_Problem details_: Count the lines below that contain "xlabel". Give only the number.

###

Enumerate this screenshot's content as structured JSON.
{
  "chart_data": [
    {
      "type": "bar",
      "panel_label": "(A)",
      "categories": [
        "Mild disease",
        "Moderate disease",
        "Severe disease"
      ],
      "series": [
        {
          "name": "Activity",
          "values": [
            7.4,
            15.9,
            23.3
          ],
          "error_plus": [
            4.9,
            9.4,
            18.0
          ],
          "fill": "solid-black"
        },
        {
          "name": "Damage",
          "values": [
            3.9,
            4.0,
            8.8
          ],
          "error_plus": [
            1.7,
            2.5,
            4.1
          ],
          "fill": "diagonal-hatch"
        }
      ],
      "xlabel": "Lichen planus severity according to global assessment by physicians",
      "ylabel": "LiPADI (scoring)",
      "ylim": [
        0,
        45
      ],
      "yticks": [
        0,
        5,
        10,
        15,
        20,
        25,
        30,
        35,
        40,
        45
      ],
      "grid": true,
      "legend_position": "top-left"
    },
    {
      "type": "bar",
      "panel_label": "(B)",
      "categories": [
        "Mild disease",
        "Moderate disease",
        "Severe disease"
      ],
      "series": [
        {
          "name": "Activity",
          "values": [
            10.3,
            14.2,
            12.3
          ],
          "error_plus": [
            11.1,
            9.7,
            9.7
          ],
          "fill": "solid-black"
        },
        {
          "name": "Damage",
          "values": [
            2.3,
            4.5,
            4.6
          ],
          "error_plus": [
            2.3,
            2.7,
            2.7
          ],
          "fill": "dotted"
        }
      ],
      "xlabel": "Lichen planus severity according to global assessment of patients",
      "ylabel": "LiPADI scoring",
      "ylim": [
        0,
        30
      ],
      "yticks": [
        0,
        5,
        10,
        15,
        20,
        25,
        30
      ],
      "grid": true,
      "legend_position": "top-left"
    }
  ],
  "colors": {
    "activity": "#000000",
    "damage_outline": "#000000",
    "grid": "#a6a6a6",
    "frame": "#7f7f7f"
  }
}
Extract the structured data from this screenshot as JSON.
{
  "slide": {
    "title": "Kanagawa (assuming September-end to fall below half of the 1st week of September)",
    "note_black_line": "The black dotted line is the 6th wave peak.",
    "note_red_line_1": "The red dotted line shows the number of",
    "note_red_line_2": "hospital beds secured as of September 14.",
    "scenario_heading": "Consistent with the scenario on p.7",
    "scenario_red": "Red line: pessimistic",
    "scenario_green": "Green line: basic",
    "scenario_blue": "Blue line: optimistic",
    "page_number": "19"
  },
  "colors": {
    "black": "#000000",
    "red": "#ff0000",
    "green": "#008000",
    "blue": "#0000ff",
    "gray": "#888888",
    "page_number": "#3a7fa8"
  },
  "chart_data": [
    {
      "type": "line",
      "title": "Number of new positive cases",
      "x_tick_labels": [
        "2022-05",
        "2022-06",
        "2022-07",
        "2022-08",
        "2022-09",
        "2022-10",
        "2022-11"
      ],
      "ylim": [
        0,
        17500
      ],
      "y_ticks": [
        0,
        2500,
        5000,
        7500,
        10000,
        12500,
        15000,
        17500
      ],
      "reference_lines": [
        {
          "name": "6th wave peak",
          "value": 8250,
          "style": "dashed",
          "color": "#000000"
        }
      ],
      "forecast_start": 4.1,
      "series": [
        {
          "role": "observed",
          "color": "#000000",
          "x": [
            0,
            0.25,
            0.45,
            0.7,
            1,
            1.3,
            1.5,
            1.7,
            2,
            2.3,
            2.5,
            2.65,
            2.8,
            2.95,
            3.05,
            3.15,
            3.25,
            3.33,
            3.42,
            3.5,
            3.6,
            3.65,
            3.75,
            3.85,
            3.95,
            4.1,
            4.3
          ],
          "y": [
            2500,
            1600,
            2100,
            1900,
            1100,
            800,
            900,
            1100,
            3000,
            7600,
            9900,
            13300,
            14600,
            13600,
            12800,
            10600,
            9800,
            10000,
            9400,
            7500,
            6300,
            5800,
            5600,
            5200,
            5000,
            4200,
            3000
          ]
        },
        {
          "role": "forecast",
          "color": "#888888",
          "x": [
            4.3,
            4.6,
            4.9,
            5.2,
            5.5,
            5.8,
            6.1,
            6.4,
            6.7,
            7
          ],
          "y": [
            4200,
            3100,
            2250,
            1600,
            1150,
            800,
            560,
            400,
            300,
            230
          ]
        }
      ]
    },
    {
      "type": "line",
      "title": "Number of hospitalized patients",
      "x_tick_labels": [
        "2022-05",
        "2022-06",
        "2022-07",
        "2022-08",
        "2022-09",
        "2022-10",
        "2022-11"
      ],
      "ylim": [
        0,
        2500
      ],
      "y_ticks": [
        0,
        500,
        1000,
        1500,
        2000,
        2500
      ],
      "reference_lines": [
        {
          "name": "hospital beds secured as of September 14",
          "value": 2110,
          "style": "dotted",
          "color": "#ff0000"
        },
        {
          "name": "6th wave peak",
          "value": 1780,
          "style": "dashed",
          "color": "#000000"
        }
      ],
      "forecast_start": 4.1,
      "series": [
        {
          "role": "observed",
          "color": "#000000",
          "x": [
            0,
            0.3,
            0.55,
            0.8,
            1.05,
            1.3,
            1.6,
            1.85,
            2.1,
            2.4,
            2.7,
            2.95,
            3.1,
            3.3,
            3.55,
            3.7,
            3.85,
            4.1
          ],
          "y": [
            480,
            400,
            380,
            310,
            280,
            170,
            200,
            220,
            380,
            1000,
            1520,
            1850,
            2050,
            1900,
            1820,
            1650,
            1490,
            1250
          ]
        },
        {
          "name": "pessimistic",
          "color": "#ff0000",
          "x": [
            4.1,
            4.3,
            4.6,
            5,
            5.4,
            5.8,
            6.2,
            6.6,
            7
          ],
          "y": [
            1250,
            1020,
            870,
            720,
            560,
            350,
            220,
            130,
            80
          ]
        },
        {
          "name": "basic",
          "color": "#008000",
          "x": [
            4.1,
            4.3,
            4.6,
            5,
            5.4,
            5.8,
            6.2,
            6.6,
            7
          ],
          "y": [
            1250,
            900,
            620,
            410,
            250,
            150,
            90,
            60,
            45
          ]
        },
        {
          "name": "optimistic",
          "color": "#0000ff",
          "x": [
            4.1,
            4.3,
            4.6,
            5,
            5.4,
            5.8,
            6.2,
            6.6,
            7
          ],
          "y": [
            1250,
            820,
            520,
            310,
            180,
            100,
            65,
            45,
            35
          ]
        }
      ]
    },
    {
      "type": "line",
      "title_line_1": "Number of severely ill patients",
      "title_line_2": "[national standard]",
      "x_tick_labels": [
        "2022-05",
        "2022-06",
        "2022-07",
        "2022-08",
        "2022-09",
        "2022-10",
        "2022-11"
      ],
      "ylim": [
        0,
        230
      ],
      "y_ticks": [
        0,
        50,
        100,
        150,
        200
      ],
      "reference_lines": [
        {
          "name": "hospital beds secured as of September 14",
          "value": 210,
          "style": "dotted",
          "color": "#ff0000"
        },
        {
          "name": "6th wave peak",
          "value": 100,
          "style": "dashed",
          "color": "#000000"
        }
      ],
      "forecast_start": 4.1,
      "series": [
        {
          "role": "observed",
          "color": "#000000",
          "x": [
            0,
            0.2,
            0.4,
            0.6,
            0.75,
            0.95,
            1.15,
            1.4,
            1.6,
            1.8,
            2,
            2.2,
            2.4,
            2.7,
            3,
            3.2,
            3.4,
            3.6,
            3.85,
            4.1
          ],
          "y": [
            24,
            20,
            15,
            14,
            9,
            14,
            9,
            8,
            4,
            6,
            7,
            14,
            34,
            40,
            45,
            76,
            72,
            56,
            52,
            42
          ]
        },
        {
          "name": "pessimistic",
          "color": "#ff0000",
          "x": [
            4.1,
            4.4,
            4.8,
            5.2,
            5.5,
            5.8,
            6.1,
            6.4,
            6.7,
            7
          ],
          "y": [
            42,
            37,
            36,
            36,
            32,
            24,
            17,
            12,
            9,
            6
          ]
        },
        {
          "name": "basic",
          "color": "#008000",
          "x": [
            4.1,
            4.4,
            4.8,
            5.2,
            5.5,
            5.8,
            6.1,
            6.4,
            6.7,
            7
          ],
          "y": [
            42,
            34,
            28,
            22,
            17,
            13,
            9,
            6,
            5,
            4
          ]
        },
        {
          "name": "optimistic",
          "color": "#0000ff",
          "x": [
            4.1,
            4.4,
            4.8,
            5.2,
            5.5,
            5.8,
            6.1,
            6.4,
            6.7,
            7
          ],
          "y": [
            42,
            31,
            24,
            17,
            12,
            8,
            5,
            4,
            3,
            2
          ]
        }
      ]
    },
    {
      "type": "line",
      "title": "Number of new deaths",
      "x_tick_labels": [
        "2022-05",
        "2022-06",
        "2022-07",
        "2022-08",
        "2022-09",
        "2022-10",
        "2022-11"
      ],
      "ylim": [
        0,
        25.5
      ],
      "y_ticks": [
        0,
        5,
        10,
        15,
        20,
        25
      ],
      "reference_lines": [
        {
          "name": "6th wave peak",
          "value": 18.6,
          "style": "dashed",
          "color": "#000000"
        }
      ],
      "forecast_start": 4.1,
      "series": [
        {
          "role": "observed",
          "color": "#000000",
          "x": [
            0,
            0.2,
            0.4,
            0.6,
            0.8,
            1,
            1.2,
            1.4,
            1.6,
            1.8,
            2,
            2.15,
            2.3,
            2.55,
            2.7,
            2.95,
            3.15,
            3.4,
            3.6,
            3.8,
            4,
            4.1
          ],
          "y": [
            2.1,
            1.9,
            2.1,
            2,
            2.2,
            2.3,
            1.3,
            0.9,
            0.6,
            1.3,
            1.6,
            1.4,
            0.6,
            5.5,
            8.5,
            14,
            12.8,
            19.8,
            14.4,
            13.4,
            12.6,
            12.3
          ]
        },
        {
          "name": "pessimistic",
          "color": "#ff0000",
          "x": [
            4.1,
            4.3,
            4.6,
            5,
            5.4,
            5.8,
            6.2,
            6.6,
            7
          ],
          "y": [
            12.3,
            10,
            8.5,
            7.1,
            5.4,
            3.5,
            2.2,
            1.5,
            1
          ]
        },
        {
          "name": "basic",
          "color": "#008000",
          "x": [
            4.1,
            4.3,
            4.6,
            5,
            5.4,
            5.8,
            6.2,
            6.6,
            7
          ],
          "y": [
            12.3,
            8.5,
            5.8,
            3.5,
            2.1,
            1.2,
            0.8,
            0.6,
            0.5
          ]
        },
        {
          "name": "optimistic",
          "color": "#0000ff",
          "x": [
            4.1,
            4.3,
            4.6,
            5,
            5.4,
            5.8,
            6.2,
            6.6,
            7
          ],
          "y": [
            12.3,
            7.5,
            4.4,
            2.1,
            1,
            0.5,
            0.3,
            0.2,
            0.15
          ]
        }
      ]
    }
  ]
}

###

_Answer box_: 2